Copy each line of the data below with the word "Mezi".

DATA ENTRIES>
○ ○ ○ ○

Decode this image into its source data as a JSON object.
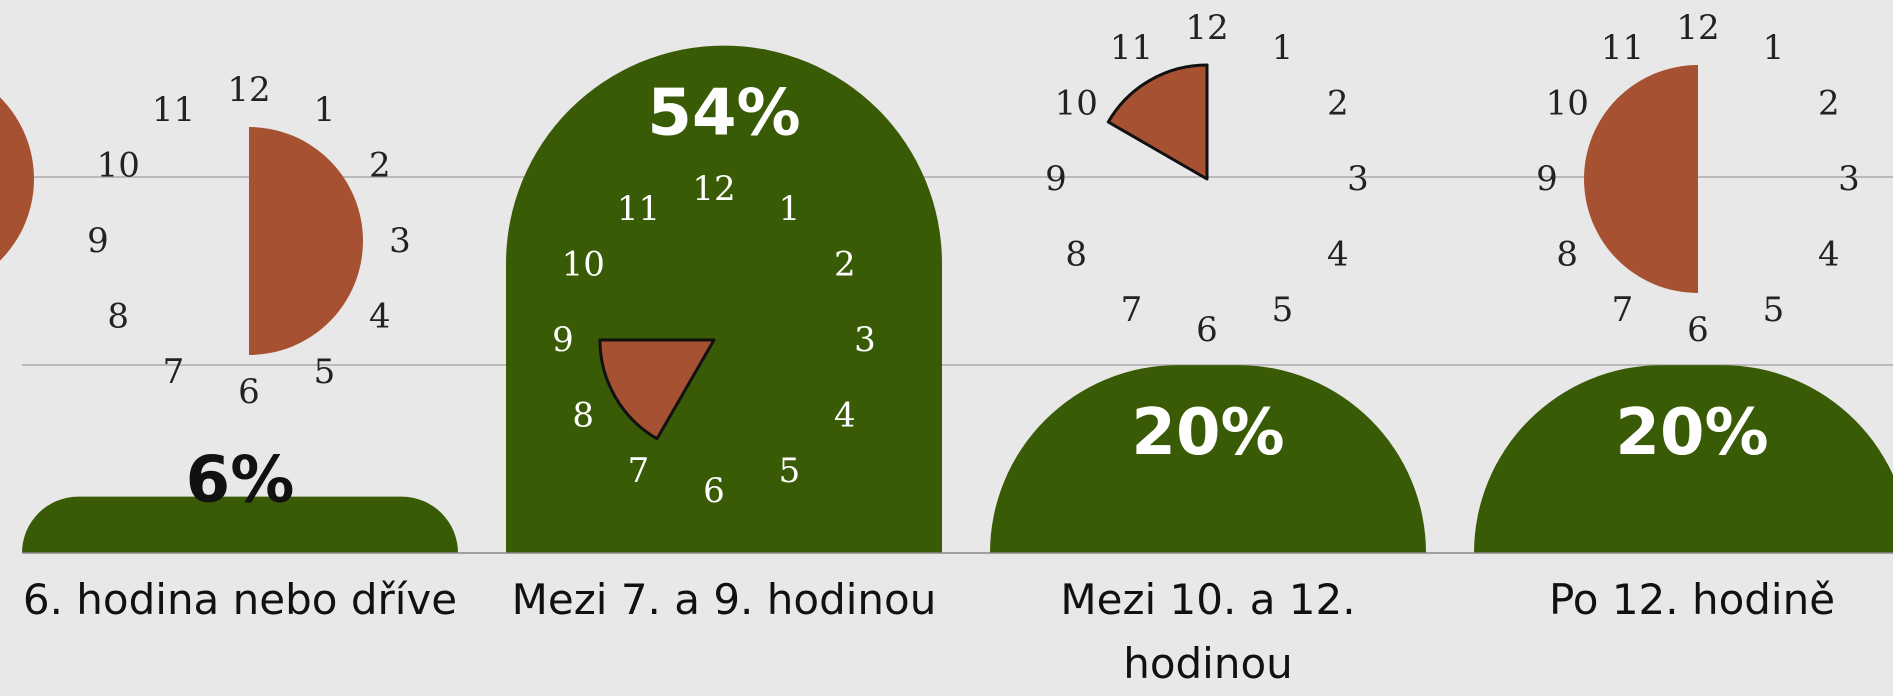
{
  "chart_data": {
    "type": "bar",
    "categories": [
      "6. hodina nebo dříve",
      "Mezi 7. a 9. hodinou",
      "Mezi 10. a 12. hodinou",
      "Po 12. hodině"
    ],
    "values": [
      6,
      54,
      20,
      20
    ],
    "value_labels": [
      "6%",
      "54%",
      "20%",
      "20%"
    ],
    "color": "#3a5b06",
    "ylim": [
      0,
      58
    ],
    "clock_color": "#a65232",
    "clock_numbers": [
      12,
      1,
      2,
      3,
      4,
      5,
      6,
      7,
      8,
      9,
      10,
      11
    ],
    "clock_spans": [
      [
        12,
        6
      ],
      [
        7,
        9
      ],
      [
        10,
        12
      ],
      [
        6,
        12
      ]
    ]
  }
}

○ ○ ○ ○

TASK SOLUTION>
      "Mezi 7. a 9. hodinou",
      "Mezi 10. a 12. hodinou",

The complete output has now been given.